◆ **Task description**
Search the lines of the records for the word "Sequences", and copy every line that has it.

◆ **Collected data entries**
■ ■ ■ ■ ■ ■ ■

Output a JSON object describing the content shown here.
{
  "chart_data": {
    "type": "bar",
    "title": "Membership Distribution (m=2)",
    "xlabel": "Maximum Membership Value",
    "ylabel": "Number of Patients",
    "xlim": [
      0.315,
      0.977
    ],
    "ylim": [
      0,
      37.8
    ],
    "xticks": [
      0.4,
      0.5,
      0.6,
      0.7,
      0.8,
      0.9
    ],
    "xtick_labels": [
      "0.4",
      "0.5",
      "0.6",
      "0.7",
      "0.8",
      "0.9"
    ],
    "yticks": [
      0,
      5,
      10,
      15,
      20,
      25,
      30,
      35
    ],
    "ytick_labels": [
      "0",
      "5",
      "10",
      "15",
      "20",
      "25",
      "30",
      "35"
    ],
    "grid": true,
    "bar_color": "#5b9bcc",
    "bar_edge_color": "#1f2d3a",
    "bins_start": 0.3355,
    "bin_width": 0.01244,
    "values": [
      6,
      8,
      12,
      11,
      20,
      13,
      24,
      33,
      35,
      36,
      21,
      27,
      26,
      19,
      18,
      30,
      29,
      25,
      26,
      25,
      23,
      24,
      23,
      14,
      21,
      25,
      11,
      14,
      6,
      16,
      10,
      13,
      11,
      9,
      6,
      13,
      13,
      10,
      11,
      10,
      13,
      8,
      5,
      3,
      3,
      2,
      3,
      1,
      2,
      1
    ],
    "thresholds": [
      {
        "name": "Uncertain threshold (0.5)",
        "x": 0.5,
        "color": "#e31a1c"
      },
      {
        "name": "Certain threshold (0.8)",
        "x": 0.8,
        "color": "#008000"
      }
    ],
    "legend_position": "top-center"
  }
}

■ ■ ■ ■ ■ ■ ■

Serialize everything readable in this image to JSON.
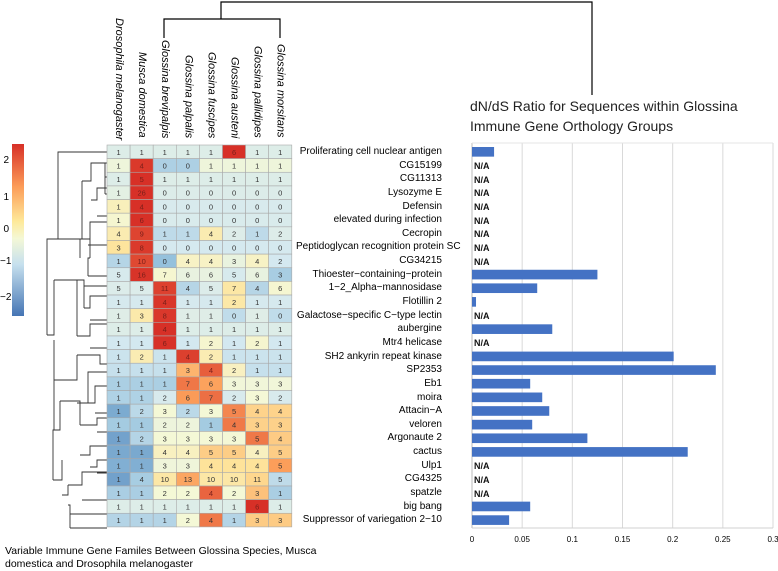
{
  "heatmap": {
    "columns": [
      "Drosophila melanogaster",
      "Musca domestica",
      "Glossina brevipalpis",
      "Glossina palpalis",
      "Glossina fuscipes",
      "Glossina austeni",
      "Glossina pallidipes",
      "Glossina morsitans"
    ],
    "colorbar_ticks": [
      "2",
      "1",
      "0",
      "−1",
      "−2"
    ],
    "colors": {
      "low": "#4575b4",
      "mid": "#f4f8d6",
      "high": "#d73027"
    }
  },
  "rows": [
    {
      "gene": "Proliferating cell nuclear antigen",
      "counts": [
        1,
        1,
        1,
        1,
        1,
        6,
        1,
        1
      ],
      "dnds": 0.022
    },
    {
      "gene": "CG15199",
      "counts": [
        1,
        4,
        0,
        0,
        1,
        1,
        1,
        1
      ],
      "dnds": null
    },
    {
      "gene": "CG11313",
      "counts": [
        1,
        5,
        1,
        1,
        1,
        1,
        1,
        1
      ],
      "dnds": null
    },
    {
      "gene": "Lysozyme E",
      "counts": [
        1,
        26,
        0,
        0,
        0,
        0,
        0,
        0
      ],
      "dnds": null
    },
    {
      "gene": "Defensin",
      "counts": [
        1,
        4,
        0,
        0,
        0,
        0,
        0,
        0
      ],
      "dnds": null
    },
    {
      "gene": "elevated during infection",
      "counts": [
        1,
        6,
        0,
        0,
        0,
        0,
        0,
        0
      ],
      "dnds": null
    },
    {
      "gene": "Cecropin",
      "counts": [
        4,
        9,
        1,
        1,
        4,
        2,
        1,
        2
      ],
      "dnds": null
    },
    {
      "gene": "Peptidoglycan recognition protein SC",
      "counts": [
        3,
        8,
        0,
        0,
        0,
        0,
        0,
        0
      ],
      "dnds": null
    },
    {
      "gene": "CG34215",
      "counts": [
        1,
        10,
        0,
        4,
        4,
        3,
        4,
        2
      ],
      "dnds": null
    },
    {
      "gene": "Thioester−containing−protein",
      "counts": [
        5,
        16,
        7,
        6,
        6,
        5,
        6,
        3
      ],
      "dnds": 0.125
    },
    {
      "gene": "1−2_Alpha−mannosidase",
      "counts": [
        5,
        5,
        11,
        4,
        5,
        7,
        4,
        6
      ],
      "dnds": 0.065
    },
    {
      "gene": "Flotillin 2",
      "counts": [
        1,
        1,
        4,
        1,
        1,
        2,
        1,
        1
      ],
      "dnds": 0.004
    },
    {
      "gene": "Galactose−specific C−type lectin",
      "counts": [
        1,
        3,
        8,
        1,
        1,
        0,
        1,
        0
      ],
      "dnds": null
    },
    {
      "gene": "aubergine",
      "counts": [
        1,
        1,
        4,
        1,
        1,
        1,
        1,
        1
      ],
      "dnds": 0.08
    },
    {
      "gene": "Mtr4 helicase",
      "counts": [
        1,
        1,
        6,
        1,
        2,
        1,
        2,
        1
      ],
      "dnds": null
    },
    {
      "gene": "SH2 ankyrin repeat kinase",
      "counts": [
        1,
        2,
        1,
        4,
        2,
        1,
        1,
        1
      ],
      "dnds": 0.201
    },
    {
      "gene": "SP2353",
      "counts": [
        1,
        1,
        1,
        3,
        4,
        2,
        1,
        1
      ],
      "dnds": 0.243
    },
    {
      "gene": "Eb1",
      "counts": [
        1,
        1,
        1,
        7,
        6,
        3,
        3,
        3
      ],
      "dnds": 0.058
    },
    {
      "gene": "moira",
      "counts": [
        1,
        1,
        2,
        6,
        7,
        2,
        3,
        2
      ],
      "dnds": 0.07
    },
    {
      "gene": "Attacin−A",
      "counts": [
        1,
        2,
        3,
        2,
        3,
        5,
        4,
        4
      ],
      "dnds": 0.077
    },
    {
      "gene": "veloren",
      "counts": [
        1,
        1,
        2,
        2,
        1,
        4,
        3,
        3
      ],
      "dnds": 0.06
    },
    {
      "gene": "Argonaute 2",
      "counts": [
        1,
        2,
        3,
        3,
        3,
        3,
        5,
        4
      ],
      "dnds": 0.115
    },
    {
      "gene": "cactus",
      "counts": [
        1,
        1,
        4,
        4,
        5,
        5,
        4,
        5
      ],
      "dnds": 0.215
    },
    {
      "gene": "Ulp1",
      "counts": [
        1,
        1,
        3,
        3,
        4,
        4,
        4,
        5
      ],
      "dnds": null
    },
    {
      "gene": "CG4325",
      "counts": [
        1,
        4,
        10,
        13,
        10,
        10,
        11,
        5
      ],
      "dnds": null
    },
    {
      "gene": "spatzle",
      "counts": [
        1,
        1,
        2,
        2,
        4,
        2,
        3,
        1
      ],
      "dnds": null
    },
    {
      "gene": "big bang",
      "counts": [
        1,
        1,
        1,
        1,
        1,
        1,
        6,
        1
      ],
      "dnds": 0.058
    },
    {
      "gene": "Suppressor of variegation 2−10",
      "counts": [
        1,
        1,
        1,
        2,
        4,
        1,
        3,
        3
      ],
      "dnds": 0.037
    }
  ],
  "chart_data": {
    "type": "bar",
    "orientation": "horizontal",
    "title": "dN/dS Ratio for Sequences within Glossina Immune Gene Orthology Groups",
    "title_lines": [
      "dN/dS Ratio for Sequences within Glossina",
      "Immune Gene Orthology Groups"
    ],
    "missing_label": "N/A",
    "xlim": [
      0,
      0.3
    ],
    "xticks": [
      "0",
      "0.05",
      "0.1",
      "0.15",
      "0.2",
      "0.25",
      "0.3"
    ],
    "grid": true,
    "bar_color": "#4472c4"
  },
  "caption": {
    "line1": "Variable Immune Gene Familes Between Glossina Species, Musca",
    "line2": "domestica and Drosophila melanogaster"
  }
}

■ ■ ■ ■ ■ ■ ■

◆ **Answer**
    "title": "dN/dS Ratio for Sequences within Glossina Immune Gene Orthology Groups",
      "dN/dS Ratio for Sequences within Glossina",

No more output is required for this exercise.